Task requirements:
Of all the lines in the material, how many include the word "множестве"? Give only the number.

─── Data records

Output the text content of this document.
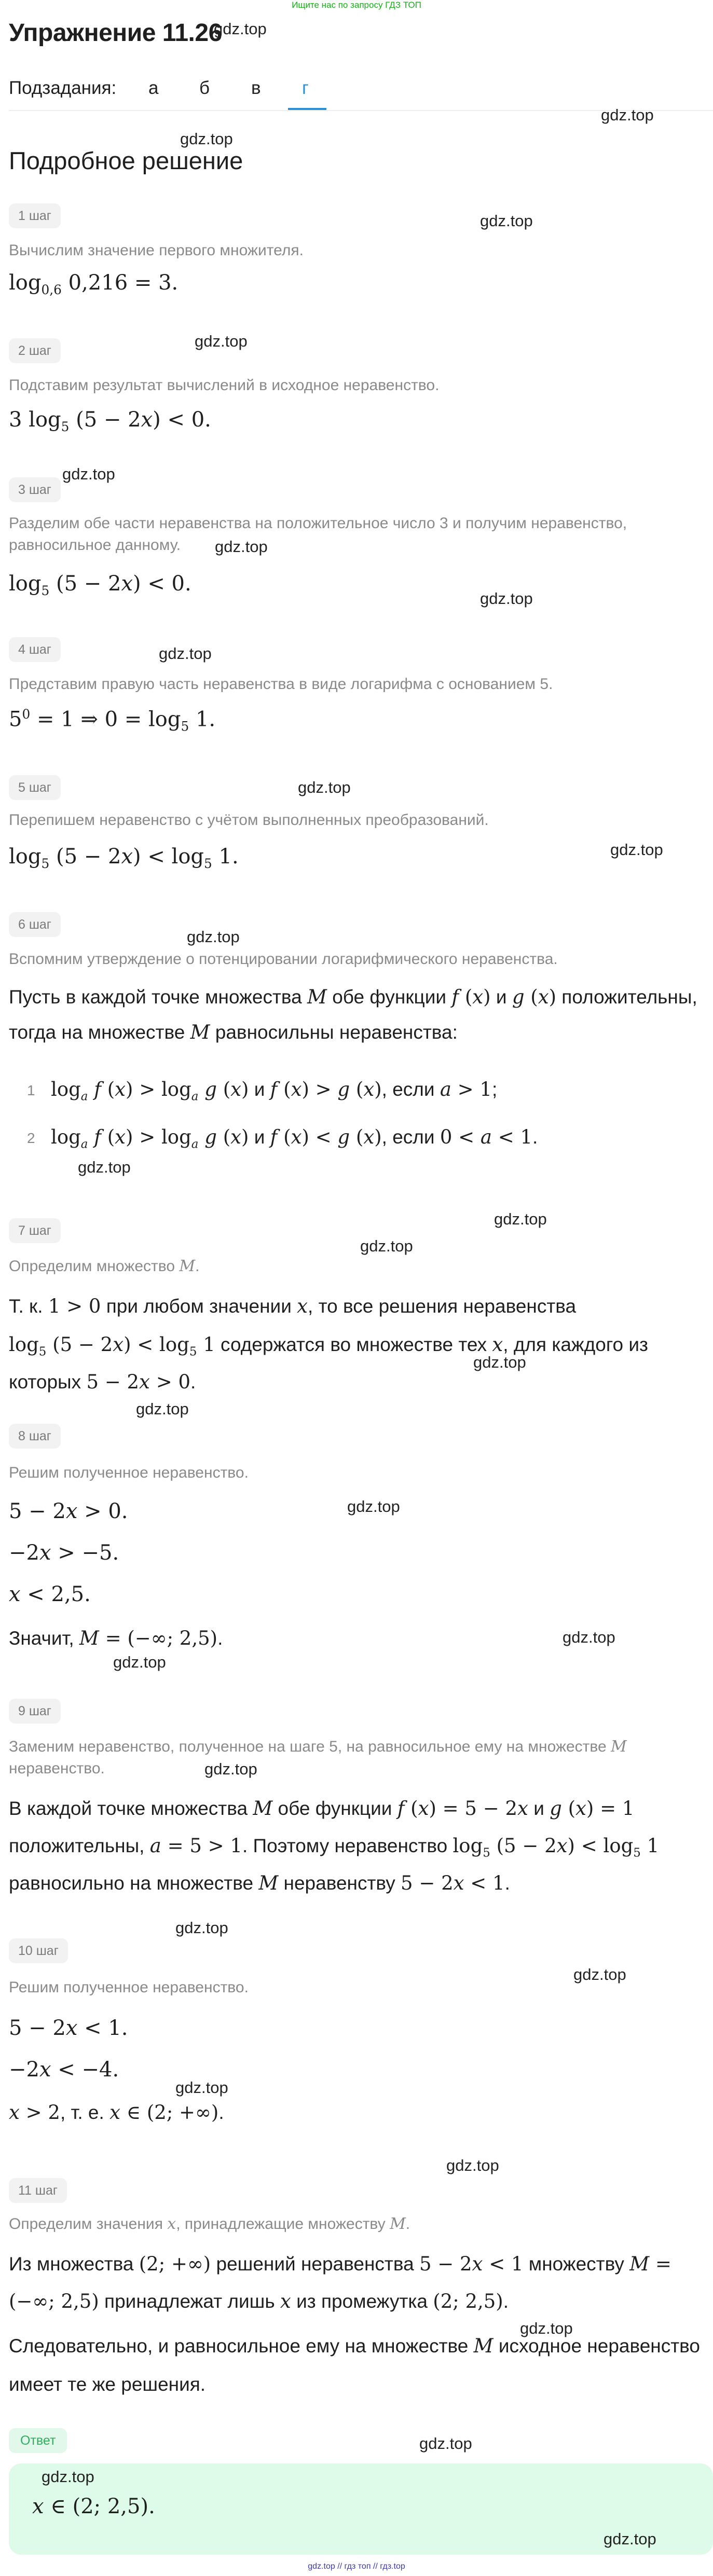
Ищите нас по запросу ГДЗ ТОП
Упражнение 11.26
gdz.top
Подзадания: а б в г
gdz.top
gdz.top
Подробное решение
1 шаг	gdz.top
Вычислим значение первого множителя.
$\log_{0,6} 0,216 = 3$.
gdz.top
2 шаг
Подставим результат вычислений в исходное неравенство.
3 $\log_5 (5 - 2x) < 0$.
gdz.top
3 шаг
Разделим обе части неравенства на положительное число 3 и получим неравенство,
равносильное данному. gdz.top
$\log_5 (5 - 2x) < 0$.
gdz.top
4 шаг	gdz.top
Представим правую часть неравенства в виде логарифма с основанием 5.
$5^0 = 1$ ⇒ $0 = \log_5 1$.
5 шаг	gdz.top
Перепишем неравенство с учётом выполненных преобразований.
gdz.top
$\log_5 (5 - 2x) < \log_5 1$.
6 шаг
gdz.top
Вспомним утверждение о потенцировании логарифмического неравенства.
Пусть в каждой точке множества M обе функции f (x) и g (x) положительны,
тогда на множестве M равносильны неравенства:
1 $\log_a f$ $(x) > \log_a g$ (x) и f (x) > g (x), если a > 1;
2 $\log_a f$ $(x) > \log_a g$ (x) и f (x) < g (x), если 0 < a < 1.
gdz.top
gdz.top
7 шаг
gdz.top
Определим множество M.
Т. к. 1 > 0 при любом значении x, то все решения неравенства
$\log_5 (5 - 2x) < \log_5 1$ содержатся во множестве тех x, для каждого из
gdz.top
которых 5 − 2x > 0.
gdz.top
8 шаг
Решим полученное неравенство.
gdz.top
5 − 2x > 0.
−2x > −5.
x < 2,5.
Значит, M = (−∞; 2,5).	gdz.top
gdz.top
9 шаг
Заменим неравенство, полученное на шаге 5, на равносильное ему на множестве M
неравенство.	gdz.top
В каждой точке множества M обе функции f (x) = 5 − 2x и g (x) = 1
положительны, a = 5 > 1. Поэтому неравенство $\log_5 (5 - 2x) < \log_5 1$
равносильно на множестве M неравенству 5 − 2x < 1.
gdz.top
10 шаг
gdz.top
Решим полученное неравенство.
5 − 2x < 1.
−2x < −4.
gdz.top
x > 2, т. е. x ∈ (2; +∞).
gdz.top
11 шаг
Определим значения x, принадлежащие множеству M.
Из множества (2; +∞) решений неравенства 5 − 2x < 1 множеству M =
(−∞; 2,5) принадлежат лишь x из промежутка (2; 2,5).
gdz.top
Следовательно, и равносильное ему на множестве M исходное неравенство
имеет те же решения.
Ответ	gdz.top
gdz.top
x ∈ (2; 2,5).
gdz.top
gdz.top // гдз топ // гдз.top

──────

Answer to the task:
5